◆ **Work to do**: Search the material for the string "Indexes" and copy each line where it occurs.

◆ **Items from a figure collection**:
··········

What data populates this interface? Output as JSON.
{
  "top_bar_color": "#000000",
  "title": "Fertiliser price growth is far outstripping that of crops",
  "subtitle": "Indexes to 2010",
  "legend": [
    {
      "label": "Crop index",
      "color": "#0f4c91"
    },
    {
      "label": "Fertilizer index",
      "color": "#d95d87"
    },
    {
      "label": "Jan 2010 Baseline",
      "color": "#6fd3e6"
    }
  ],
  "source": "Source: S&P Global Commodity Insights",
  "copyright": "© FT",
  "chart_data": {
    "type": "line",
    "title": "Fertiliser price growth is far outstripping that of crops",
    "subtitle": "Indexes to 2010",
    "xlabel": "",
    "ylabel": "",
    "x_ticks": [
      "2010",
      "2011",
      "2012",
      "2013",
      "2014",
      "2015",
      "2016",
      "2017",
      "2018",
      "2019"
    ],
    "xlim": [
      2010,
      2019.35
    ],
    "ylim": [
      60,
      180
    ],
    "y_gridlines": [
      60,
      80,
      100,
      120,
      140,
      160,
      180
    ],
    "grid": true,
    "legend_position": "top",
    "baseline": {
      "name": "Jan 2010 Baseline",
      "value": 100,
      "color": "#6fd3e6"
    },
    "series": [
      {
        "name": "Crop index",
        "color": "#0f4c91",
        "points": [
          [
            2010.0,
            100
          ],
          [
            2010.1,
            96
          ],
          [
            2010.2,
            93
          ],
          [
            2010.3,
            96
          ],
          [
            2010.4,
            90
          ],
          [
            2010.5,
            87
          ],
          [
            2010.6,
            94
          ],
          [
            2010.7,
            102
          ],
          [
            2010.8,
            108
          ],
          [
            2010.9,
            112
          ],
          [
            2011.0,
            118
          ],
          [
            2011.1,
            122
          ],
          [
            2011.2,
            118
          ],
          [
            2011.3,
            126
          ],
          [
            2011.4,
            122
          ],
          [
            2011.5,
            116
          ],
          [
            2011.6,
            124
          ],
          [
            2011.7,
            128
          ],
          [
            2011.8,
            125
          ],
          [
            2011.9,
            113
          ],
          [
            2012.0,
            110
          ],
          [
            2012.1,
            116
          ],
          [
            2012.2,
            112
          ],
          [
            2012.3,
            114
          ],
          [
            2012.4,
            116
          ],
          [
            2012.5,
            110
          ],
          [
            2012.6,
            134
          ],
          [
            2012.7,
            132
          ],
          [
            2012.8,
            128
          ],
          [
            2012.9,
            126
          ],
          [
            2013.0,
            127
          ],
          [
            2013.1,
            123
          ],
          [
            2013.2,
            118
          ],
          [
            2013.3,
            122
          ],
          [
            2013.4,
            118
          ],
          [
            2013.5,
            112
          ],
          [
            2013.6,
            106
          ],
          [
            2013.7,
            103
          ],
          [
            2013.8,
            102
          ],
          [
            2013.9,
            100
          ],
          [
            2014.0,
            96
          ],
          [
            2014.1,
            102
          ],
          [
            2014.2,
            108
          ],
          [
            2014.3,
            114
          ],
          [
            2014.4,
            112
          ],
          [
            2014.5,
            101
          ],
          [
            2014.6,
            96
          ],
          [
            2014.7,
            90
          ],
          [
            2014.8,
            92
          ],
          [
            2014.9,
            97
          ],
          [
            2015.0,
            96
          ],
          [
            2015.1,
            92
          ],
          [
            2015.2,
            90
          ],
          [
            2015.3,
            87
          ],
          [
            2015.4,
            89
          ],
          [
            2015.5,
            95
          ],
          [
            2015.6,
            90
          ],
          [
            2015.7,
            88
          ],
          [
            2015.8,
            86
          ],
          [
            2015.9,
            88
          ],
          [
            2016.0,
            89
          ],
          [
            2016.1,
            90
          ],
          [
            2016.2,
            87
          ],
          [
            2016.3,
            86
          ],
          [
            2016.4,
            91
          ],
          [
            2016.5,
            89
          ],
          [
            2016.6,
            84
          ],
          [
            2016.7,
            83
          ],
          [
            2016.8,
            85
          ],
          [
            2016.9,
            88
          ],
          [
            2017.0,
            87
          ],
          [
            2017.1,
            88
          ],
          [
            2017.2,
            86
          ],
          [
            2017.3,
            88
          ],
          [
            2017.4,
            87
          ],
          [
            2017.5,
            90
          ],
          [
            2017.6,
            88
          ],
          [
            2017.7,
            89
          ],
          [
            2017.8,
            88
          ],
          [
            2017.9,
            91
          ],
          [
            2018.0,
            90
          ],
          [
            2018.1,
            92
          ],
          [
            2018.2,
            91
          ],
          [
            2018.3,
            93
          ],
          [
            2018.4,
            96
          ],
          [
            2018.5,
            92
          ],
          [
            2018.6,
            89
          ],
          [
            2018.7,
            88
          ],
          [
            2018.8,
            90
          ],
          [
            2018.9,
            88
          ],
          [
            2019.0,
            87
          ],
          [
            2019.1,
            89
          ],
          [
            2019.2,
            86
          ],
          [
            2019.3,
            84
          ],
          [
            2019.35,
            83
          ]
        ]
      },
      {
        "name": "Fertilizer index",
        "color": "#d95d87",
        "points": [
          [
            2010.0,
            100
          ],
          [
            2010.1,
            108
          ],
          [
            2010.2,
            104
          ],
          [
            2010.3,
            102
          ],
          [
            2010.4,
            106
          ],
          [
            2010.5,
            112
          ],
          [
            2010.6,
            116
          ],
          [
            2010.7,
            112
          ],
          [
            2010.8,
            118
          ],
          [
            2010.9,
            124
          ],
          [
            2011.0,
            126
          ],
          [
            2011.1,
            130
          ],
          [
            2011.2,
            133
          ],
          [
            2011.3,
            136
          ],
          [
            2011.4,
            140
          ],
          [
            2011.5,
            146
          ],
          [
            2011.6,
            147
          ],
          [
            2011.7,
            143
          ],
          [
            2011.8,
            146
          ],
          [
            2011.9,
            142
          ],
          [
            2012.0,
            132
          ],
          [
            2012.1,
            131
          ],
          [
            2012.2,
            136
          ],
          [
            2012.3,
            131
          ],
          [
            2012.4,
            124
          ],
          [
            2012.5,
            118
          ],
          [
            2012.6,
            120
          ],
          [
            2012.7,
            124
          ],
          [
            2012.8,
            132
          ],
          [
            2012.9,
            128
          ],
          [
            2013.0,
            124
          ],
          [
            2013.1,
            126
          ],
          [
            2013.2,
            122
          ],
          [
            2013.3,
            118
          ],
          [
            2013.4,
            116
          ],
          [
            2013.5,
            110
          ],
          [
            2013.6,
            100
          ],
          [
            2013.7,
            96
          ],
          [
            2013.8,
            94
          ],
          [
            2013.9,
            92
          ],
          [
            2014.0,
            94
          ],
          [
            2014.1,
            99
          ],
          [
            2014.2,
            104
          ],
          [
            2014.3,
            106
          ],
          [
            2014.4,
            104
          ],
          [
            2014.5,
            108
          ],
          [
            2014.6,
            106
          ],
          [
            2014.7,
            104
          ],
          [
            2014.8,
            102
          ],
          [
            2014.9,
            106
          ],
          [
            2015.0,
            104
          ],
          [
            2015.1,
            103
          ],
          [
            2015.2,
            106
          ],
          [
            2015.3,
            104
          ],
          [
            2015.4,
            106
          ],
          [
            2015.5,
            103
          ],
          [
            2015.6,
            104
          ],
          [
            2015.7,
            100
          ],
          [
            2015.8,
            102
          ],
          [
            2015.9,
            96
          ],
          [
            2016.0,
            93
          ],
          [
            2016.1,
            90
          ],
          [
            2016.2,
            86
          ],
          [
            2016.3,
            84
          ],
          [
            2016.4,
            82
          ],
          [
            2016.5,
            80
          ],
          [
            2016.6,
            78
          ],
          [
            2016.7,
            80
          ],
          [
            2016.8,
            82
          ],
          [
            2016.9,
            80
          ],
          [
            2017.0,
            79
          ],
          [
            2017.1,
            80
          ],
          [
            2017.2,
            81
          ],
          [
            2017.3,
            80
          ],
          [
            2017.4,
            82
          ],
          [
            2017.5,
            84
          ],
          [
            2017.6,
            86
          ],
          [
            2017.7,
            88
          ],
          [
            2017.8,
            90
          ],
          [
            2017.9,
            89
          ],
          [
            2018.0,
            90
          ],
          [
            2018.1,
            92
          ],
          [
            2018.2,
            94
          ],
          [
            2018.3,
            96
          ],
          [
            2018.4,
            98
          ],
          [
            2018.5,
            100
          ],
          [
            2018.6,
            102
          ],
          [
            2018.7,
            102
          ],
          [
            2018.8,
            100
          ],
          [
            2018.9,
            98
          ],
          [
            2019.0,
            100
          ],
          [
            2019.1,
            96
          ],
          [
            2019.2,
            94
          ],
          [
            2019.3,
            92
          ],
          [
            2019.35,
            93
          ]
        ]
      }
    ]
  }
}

··········

◆ **Task result**:
  "subtitle": "Indexes to 2010",
    "subtitle": "Indexes to 2010",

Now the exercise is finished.